---- Supplied records

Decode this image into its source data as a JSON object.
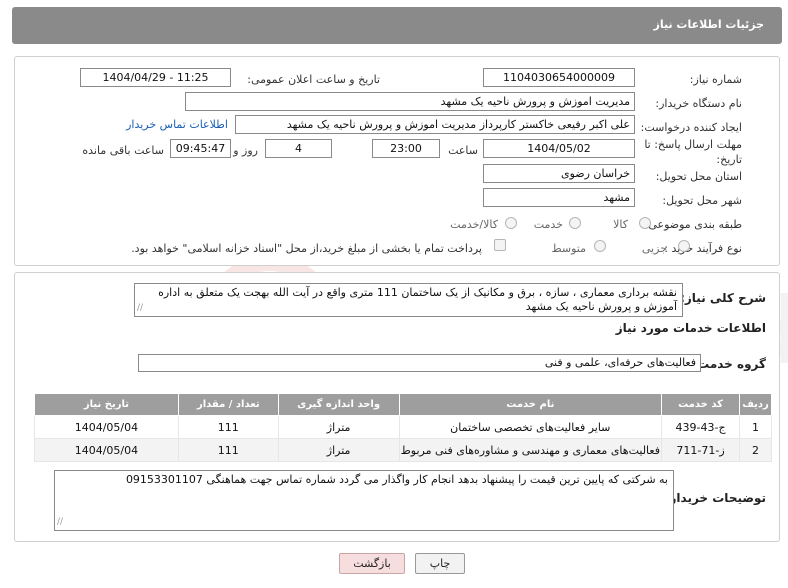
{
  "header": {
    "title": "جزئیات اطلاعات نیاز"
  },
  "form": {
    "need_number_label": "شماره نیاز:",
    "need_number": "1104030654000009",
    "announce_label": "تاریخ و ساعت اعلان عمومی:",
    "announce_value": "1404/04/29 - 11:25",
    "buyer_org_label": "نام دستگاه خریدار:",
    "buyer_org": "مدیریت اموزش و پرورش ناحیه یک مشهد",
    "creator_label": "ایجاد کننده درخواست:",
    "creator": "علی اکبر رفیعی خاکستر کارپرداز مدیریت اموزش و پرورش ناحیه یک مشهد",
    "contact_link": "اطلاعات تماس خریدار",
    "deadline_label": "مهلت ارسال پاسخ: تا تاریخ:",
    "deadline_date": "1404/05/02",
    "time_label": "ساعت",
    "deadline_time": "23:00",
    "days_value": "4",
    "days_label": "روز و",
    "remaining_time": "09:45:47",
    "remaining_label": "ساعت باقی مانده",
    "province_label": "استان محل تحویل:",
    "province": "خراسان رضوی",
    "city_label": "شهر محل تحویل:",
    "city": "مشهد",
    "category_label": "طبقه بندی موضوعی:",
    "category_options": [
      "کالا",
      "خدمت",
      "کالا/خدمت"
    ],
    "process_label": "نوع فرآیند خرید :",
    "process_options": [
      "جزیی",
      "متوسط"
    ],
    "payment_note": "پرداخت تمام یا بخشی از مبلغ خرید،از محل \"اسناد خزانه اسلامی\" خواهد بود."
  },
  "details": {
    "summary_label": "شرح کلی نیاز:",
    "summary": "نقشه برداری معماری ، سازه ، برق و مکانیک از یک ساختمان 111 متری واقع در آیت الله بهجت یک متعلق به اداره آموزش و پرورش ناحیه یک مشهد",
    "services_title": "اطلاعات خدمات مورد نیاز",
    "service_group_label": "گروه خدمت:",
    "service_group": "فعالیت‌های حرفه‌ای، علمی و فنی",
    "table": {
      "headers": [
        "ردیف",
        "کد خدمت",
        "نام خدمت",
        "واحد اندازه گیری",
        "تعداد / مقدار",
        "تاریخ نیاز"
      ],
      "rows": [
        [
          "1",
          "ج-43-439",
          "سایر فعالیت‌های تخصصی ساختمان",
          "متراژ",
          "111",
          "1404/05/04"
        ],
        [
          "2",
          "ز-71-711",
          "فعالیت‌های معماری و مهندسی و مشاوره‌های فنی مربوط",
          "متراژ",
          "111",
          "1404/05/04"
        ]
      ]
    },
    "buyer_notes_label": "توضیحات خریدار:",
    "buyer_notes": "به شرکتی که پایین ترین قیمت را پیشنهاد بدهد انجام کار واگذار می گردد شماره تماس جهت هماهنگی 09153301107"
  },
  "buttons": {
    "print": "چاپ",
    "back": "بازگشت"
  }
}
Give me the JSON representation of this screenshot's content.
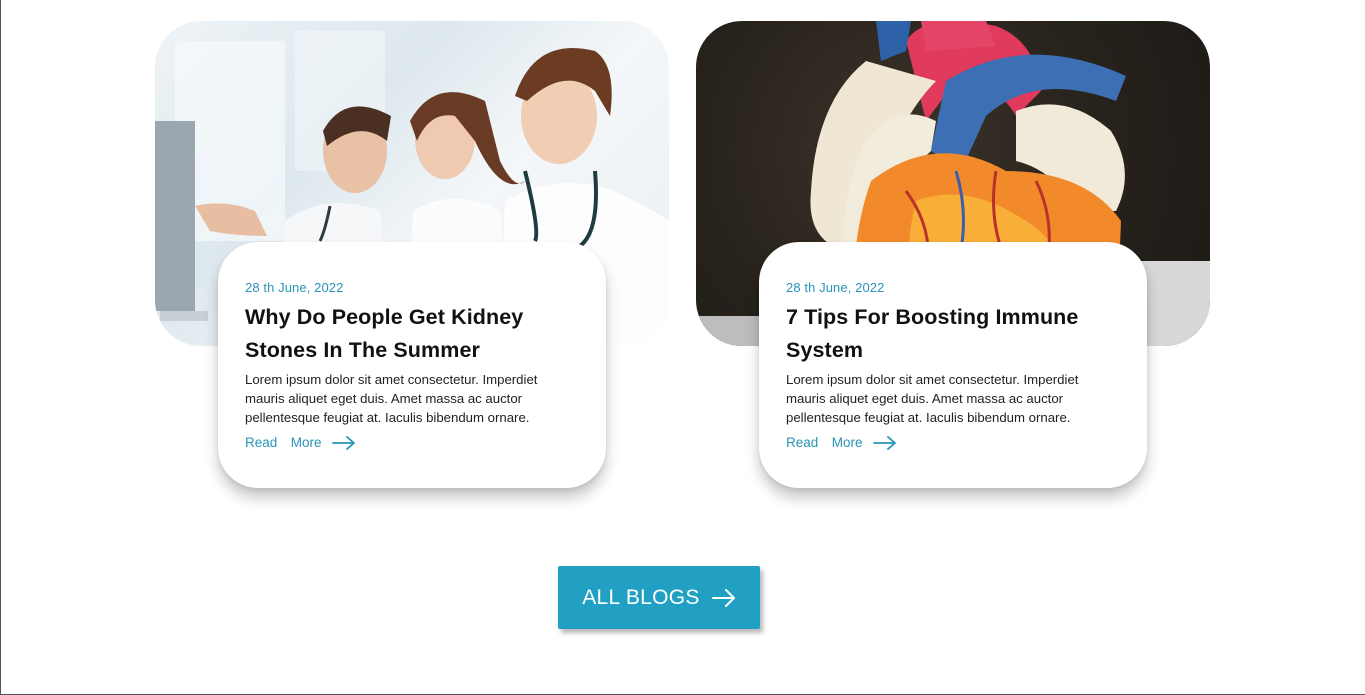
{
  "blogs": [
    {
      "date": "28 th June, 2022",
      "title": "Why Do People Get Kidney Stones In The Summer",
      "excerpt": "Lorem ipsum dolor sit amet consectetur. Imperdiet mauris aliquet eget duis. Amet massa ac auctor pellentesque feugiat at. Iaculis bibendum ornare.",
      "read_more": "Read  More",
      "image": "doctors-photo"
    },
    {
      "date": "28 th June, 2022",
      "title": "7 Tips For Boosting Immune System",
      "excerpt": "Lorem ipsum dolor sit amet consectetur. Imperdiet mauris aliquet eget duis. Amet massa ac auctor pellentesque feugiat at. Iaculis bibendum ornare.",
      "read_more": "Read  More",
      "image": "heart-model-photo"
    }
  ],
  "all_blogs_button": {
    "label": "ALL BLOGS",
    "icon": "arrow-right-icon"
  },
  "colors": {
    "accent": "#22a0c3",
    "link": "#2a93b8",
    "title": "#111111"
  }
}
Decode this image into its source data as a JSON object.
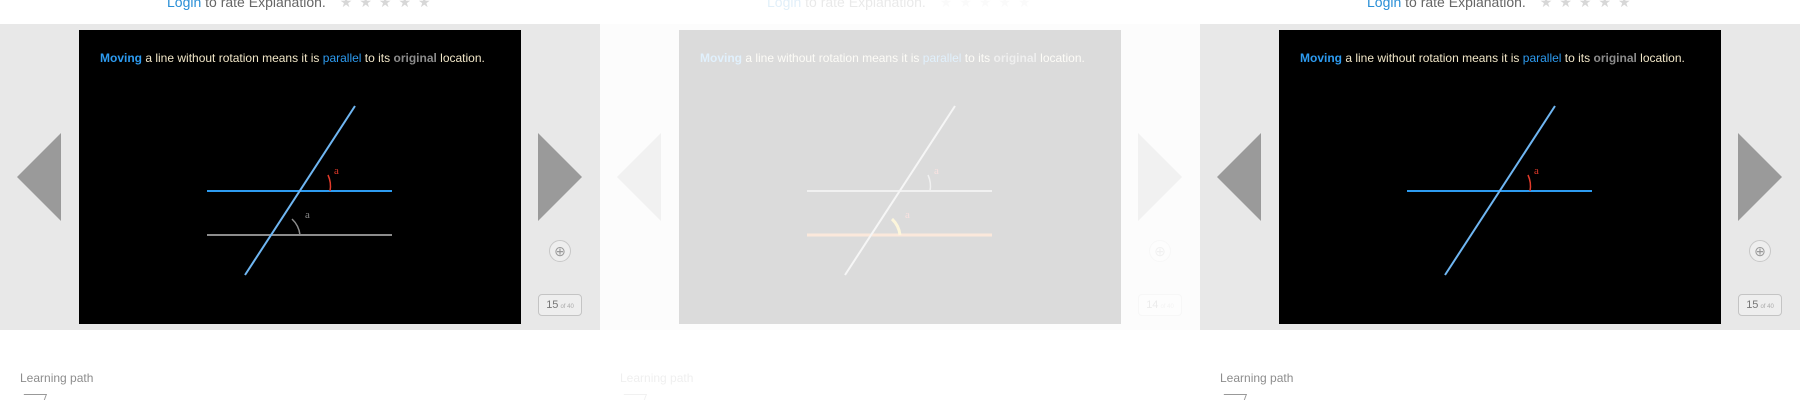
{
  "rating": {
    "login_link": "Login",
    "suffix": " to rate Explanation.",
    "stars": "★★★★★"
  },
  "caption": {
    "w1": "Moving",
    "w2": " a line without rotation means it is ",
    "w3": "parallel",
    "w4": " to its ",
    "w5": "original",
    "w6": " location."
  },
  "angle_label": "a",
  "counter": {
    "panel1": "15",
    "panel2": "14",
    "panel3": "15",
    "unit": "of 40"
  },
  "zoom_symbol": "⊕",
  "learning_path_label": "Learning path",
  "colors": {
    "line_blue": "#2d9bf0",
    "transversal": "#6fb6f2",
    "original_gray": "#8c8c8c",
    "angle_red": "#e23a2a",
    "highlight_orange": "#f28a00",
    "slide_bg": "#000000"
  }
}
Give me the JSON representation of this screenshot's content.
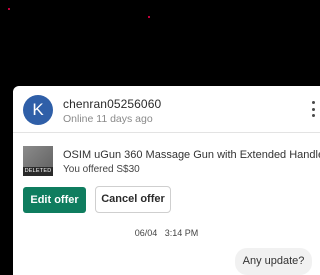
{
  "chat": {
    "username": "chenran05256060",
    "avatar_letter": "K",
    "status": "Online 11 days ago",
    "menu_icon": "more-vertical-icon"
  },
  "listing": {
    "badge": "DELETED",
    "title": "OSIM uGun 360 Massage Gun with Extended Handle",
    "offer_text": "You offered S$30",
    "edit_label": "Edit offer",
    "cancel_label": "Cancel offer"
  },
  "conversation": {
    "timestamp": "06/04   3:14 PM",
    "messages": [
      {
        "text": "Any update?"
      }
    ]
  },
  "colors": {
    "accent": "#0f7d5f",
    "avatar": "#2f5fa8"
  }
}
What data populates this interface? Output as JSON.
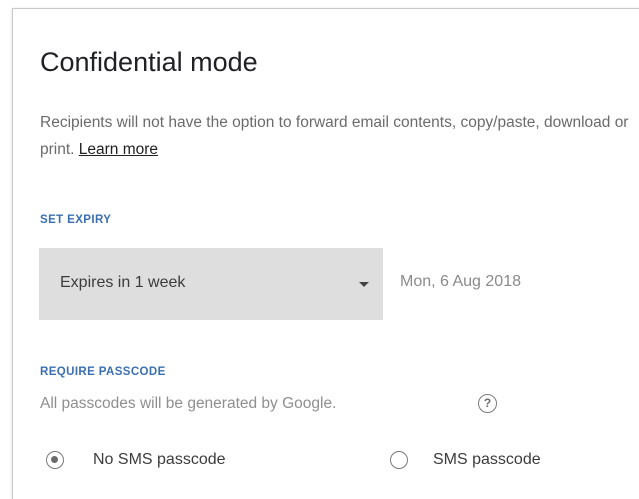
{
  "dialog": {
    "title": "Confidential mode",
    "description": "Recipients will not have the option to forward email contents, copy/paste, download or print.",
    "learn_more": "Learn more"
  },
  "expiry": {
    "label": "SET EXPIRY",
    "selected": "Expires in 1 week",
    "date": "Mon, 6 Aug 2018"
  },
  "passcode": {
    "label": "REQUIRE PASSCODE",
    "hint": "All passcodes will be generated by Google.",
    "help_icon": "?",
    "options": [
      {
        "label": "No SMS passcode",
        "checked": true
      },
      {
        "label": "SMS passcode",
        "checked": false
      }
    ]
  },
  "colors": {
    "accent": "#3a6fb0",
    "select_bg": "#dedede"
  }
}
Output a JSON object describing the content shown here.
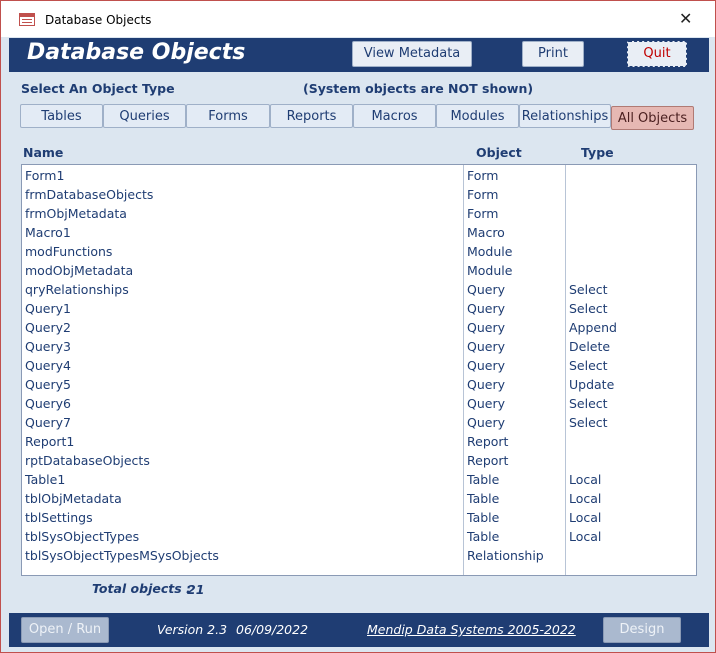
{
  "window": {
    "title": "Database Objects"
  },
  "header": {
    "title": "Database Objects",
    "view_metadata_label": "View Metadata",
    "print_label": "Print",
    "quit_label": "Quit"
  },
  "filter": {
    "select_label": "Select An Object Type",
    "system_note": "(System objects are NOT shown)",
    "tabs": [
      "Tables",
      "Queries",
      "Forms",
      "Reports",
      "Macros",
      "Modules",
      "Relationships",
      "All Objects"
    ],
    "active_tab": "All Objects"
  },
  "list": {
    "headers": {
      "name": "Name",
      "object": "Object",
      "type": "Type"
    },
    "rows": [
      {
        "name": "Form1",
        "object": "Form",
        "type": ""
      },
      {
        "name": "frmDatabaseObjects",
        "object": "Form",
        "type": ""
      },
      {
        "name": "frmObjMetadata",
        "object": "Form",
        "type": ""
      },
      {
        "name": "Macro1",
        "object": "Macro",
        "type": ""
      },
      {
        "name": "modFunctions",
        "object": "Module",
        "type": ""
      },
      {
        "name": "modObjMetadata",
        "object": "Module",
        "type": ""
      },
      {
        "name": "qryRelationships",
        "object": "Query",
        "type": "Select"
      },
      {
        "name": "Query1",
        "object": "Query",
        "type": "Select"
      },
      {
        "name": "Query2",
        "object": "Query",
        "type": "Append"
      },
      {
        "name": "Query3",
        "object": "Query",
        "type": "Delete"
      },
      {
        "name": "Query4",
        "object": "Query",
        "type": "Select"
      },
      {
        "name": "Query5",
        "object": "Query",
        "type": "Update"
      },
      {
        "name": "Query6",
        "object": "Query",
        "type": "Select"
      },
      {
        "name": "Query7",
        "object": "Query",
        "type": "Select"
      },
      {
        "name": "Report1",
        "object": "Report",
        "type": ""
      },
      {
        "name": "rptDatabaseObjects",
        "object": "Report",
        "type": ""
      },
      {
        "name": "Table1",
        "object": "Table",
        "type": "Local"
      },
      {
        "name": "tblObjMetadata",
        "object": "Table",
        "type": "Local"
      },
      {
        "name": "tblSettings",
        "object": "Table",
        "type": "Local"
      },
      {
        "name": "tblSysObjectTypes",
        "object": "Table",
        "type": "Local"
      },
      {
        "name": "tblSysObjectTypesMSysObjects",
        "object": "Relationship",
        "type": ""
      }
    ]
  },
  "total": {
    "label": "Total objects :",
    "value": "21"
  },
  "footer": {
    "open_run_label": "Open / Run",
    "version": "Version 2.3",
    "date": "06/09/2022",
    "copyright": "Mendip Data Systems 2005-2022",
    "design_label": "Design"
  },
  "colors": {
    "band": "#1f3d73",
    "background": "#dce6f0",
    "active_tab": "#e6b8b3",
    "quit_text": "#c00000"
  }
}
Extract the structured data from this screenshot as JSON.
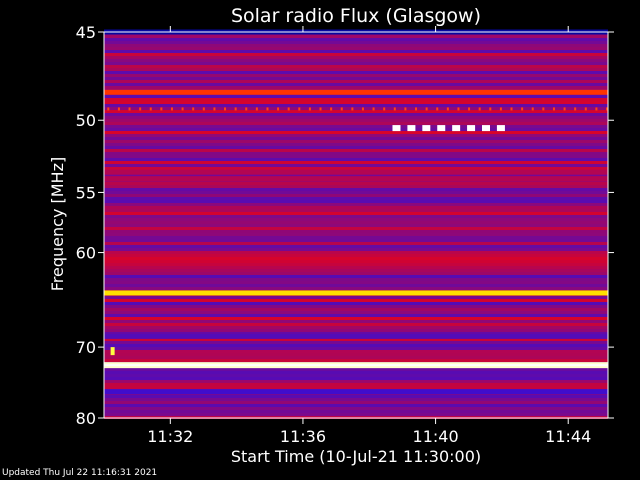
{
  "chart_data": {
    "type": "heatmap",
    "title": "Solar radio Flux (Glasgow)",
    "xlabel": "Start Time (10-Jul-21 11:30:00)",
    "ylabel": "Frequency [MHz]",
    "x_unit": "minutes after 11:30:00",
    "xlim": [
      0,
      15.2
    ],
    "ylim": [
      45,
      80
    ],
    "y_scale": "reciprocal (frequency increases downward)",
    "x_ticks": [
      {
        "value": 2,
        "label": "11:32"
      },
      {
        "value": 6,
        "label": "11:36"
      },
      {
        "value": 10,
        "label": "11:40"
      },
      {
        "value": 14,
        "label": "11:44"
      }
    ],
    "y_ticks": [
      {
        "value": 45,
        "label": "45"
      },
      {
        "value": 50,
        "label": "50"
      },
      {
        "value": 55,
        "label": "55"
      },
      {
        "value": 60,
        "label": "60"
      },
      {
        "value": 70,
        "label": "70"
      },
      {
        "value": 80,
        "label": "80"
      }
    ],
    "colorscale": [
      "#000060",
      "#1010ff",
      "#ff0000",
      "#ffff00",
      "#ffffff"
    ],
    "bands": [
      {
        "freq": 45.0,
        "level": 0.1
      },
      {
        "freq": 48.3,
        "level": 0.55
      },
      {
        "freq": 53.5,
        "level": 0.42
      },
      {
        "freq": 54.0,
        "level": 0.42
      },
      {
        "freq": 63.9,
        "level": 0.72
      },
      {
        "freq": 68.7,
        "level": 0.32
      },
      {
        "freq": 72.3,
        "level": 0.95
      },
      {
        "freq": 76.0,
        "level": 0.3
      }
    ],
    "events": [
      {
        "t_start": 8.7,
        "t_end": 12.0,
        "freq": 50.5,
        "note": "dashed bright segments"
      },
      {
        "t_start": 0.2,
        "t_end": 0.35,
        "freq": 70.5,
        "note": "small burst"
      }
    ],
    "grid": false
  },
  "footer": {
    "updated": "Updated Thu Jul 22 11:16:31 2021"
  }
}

--------

*Your instructions*
Isolate the lines that hold the word "image" and copy all of them.

*Written answer*
Decode this image into its source data as a JSON object.
      "image": "doctors-photo"
      "image": "heart-model-photo"
Decode this image into its source data as a JSON object.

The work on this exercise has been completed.